■ Work to do
Count how many lines of the material contain the string "Поклад", then give that number and nothing more.
-- start of Record extracts --
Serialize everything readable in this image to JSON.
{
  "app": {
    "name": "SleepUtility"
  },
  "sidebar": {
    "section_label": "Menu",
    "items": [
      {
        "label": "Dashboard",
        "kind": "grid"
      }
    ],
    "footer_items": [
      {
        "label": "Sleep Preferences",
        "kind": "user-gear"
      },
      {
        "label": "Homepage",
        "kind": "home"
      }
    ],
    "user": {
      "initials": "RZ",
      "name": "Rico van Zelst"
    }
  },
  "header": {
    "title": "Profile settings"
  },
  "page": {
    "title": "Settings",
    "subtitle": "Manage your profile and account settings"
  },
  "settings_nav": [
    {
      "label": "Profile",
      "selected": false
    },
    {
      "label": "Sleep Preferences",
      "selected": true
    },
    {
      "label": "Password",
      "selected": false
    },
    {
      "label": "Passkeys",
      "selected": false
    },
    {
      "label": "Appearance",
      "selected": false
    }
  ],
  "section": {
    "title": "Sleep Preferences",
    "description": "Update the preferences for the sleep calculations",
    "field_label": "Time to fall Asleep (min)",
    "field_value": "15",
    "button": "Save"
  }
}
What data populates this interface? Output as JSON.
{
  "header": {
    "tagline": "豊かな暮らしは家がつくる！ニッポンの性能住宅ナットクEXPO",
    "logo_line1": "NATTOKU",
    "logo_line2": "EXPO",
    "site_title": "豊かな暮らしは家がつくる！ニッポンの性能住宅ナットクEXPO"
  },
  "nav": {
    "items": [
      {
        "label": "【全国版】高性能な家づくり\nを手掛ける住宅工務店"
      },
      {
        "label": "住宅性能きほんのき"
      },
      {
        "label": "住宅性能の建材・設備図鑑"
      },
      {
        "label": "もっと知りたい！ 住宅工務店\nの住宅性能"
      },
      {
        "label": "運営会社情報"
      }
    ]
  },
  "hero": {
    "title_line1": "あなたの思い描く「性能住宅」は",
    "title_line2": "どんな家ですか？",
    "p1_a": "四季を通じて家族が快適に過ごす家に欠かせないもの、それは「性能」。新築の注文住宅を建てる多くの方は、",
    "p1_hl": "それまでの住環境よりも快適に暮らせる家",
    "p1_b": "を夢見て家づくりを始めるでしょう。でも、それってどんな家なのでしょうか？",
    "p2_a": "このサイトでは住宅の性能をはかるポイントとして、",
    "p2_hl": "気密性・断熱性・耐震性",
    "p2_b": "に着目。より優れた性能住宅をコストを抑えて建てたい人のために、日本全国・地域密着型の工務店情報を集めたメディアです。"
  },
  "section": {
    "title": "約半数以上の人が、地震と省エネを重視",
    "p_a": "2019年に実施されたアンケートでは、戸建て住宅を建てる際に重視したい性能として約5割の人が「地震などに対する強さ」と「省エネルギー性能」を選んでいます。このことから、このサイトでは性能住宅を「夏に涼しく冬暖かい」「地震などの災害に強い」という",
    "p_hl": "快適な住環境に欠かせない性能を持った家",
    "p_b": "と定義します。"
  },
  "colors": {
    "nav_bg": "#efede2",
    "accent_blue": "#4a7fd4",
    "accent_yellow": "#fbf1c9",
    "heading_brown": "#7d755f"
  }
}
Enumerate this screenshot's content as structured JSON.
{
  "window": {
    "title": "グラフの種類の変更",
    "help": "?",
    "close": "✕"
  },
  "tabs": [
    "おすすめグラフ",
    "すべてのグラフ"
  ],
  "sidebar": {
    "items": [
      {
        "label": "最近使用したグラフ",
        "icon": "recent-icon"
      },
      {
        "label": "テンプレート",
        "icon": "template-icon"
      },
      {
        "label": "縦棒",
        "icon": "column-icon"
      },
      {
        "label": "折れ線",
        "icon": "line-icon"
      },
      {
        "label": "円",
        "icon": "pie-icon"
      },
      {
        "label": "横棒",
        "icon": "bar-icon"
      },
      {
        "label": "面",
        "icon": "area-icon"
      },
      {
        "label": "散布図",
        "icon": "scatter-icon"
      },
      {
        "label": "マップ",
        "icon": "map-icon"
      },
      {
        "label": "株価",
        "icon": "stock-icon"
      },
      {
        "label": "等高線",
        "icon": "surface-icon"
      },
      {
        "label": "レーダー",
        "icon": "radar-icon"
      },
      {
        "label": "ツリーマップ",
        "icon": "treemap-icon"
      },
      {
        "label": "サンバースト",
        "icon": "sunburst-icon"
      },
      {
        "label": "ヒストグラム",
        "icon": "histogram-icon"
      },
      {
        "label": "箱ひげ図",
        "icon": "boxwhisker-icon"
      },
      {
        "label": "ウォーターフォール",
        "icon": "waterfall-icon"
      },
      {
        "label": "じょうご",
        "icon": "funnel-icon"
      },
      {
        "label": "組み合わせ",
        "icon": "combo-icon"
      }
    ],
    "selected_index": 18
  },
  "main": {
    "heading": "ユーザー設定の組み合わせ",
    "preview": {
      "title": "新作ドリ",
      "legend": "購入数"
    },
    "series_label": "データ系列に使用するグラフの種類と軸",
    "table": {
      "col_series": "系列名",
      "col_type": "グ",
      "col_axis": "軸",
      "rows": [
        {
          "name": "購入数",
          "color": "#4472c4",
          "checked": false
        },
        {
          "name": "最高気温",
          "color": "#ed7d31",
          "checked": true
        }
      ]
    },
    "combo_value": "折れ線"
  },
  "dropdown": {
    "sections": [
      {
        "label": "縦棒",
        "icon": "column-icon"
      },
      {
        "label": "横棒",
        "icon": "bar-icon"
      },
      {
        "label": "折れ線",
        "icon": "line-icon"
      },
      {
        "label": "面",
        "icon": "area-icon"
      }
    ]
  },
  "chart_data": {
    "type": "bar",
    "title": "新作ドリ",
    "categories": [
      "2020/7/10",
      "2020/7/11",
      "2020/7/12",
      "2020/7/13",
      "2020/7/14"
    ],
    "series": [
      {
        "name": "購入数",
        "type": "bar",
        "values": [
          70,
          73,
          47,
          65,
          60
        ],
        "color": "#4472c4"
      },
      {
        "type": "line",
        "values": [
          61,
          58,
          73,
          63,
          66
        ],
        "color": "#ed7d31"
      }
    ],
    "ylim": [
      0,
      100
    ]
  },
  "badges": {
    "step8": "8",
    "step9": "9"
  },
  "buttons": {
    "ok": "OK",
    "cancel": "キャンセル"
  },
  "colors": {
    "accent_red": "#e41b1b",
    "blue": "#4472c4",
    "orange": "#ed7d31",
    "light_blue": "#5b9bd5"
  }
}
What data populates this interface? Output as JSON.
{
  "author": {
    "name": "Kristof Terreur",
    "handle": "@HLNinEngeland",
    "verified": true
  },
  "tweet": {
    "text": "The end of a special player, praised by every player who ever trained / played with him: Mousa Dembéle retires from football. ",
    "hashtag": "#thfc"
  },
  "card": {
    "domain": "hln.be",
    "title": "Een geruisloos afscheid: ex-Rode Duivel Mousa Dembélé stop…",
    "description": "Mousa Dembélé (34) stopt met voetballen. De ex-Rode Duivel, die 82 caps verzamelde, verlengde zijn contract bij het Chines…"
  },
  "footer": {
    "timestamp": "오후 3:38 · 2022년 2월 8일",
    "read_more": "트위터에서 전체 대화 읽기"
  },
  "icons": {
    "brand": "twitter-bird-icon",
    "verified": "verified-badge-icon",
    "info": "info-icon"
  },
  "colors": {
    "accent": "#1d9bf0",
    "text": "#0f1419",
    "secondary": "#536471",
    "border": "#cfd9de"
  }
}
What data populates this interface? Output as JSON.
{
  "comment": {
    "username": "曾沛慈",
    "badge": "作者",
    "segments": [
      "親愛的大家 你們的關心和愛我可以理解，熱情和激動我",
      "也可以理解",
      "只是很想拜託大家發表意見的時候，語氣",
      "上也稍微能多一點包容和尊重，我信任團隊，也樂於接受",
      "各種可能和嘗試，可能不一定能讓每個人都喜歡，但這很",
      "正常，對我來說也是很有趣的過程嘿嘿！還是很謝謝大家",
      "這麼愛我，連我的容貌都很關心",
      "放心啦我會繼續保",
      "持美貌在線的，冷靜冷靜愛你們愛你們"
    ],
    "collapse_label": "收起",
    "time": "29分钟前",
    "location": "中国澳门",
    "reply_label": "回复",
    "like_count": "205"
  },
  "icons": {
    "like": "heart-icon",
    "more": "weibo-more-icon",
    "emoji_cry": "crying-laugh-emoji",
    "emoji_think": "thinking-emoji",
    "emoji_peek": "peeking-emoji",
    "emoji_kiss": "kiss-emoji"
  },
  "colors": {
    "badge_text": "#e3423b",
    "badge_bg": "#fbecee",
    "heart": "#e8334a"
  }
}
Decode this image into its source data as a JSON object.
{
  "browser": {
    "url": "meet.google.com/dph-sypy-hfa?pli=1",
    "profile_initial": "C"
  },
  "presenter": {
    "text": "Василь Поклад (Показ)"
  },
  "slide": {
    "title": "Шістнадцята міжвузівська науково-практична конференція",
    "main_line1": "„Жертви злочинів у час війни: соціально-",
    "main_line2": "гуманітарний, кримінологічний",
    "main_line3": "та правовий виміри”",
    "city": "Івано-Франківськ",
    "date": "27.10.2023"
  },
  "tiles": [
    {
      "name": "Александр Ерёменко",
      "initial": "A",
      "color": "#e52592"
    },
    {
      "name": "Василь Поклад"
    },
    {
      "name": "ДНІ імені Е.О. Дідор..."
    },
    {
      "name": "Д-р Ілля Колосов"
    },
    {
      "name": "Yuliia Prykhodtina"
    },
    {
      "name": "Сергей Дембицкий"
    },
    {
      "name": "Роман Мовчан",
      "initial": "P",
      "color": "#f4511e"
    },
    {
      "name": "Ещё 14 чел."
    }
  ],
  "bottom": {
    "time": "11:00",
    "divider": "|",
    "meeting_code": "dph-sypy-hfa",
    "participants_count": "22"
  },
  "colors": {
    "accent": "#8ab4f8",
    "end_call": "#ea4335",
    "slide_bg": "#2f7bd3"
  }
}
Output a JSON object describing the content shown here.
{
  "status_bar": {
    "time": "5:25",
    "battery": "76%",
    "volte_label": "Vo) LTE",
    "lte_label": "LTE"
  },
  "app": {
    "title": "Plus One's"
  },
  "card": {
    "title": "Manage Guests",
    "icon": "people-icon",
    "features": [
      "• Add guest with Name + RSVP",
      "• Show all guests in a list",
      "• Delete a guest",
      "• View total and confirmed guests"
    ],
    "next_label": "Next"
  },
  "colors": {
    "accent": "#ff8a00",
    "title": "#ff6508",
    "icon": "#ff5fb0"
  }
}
-- end of Record extracts --
■ Exercise solution
2